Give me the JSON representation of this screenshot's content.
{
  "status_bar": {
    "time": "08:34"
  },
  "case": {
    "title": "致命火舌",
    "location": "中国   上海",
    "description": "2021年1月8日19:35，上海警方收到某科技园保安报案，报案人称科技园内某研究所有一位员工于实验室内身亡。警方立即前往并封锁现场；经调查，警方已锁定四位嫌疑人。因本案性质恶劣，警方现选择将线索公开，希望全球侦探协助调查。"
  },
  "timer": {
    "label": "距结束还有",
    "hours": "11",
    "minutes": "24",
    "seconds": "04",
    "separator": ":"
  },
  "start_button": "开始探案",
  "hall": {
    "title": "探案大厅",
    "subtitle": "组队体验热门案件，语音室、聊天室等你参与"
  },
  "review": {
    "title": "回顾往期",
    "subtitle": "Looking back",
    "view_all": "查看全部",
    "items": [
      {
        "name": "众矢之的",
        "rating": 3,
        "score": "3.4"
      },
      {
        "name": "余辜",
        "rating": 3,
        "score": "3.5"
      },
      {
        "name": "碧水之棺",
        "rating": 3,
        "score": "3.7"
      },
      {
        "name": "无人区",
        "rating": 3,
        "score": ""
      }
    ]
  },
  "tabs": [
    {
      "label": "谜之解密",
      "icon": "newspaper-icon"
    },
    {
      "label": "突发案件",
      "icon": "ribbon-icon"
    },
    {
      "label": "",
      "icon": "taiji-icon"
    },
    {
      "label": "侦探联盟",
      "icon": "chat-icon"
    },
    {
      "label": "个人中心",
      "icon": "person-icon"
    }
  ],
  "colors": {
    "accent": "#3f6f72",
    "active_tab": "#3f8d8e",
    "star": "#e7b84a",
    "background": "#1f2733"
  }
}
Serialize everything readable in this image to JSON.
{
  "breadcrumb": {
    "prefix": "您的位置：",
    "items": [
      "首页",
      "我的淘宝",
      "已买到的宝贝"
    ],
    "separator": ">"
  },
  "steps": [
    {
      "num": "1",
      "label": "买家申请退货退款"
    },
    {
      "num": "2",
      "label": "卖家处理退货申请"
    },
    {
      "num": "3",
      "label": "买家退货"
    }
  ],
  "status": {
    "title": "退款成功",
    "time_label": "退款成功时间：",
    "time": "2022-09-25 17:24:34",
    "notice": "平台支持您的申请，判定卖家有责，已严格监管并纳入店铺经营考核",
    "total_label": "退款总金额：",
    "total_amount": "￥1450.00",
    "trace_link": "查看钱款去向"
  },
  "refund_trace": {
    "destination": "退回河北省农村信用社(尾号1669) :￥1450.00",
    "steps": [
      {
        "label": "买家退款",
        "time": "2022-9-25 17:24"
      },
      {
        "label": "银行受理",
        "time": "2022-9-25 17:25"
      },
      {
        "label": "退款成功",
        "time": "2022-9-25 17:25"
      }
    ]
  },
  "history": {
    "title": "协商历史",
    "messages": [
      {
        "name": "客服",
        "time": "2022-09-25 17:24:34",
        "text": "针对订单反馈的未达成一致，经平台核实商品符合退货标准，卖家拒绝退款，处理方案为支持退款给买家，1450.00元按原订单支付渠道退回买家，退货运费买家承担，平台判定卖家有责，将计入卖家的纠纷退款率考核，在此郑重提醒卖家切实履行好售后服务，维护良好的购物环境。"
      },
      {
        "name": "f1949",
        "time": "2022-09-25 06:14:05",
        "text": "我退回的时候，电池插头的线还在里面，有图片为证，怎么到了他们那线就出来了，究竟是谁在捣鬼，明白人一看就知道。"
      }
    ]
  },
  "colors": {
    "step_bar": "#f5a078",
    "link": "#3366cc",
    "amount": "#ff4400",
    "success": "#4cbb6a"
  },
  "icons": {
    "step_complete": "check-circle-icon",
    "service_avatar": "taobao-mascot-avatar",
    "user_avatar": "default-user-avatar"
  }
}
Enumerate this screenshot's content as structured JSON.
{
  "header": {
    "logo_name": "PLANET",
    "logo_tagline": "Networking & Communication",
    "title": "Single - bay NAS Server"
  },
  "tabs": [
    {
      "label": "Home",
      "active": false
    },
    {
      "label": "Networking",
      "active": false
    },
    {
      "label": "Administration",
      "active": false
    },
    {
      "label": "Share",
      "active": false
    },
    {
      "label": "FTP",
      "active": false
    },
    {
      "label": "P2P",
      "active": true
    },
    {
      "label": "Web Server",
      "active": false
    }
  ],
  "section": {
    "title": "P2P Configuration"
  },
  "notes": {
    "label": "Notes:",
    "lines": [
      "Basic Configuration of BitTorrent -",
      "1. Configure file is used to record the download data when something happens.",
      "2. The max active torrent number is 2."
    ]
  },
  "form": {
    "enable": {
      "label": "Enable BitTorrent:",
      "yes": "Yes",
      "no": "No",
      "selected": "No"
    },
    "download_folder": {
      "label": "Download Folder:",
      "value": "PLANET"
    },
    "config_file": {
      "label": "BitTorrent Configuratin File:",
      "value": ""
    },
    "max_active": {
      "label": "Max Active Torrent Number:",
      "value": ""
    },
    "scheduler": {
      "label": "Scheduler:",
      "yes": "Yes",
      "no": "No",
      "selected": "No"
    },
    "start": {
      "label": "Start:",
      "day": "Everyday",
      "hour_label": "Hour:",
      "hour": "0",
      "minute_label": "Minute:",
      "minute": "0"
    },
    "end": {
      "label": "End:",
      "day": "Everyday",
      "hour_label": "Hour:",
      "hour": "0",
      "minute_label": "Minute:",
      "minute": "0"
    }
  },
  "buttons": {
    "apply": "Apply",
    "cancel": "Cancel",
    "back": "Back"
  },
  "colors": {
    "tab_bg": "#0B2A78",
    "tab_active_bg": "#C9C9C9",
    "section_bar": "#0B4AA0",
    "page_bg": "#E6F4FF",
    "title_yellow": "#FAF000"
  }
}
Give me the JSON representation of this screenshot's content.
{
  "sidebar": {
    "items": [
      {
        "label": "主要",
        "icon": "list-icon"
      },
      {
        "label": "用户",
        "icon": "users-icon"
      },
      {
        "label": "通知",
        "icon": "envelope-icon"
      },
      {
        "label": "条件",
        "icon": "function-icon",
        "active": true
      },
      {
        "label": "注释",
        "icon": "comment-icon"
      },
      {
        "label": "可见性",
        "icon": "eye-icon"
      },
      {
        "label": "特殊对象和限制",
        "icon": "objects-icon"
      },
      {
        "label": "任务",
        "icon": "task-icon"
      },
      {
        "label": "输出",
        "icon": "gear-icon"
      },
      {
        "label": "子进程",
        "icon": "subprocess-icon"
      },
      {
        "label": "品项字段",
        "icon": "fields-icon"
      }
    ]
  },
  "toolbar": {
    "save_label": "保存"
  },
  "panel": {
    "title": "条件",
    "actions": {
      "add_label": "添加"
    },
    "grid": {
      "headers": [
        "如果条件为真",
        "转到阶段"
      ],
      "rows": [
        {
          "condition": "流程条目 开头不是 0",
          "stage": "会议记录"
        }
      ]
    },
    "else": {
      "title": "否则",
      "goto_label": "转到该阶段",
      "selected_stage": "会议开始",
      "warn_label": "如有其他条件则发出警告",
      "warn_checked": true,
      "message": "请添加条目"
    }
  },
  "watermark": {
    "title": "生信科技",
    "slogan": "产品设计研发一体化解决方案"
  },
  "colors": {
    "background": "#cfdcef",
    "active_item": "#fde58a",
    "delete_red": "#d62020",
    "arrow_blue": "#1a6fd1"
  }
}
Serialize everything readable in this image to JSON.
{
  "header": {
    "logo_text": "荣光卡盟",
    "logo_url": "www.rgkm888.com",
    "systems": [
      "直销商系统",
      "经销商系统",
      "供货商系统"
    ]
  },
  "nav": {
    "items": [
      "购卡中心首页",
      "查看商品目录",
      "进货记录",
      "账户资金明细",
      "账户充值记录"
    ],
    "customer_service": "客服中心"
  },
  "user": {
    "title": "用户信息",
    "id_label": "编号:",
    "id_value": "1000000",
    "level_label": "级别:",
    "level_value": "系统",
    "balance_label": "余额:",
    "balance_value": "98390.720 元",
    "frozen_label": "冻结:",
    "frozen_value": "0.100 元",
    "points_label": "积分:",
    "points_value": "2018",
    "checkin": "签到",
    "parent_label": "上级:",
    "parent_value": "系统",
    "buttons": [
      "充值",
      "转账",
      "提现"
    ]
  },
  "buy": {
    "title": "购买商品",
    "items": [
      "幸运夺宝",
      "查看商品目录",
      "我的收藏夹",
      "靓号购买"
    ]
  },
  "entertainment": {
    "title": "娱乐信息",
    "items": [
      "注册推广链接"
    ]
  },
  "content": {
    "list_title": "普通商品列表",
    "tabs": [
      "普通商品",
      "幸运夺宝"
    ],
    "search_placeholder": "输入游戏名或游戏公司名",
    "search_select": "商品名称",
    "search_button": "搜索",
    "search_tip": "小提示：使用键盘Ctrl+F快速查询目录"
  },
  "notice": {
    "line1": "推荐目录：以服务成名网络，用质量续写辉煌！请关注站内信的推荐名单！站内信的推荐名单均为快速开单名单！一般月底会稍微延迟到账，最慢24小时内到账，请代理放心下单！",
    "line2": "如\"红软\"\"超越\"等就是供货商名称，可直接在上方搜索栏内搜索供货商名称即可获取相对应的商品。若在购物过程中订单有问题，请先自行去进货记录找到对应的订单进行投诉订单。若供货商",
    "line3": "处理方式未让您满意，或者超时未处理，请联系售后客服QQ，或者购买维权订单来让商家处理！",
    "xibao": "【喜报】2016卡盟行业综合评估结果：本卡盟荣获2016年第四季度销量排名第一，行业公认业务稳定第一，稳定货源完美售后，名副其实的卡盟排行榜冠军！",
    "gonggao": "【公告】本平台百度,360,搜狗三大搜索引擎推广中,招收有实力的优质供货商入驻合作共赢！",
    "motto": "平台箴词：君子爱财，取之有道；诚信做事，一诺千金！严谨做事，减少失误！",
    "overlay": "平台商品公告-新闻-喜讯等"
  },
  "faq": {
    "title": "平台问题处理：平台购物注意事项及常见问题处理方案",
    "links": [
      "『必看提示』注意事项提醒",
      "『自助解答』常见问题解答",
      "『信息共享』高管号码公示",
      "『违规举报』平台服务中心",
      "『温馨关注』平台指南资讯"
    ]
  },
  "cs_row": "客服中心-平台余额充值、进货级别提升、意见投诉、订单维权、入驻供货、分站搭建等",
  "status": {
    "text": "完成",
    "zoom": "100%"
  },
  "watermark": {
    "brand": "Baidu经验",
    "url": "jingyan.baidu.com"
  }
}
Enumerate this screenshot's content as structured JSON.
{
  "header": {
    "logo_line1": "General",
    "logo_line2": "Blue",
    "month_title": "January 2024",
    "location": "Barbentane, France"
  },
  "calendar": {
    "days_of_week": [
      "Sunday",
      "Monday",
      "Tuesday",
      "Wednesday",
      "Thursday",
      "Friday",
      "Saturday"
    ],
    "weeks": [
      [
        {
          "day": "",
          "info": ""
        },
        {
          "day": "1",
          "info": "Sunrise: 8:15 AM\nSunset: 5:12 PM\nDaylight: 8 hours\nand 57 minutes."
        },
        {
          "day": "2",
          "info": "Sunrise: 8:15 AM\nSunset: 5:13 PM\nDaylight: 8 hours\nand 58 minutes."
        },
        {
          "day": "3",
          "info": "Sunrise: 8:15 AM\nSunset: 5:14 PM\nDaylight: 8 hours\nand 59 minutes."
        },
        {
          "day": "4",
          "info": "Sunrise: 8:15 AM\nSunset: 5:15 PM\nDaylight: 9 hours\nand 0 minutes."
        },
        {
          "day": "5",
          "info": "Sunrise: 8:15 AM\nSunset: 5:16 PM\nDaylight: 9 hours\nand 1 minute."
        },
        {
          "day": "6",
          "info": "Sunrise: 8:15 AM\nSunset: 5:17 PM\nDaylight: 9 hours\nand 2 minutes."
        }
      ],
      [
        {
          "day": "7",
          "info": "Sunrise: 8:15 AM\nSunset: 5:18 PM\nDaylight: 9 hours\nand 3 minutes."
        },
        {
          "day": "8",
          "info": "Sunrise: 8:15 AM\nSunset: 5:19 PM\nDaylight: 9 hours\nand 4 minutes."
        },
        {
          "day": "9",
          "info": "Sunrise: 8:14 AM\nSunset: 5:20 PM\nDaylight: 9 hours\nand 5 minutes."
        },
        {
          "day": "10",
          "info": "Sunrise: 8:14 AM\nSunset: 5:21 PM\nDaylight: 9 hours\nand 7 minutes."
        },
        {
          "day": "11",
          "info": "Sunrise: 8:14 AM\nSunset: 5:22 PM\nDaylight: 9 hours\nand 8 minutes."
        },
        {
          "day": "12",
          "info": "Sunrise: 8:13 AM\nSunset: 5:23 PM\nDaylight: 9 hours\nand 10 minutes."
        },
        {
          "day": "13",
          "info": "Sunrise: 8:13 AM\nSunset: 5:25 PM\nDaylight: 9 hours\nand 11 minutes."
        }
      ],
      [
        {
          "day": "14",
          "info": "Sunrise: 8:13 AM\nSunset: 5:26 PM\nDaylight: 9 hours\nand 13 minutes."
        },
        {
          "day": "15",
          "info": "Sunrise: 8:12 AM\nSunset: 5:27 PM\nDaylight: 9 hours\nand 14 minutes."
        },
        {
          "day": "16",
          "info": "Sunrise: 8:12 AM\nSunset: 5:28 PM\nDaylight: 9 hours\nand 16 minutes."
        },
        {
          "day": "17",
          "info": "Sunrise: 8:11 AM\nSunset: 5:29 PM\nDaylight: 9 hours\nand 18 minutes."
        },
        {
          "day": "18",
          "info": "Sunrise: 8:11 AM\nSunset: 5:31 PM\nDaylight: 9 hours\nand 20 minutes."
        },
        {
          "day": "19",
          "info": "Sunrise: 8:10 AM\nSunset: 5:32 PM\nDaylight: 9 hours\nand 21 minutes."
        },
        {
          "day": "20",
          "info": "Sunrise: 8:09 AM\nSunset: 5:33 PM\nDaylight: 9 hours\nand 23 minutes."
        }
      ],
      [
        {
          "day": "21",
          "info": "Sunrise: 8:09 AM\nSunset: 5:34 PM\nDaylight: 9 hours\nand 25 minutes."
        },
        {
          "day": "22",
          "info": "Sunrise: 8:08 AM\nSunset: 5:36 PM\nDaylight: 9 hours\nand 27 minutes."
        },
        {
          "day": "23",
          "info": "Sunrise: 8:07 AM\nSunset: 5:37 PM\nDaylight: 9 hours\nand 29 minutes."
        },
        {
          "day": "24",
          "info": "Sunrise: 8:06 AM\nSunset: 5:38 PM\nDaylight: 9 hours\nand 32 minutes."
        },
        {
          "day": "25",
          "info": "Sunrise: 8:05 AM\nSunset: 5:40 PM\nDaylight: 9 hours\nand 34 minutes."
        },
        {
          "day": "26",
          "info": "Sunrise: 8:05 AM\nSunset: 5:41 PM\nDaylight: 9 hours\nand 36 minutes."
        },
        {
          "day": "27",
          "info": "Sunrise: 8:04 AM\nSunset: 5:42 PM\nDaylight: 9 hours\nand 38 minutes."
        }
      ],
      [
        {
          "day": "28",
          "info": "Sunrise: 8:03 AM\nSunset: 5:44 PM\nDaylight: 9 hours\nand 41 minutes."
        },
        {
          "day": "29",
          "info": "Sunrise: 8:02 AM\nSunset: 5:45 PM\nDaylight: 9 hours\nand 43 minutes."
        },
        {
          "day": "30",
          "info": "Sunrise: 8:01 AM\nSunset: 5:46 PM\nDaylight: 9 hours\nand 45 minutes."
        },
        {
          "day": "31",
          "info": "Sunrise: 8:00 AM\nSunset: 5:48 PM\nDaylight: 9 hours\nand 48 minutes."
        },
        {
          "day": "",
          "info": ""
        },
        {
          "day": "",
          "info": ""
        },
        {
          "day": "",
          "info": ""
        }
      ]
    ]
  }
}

=-=-=

§ EXERCISE GOAL
Look through the entries above; copy each line where the string "location" appears.

§ EXERCISE ANSWER
    "location": "中国   上海",
    "location": "Barbentane, France"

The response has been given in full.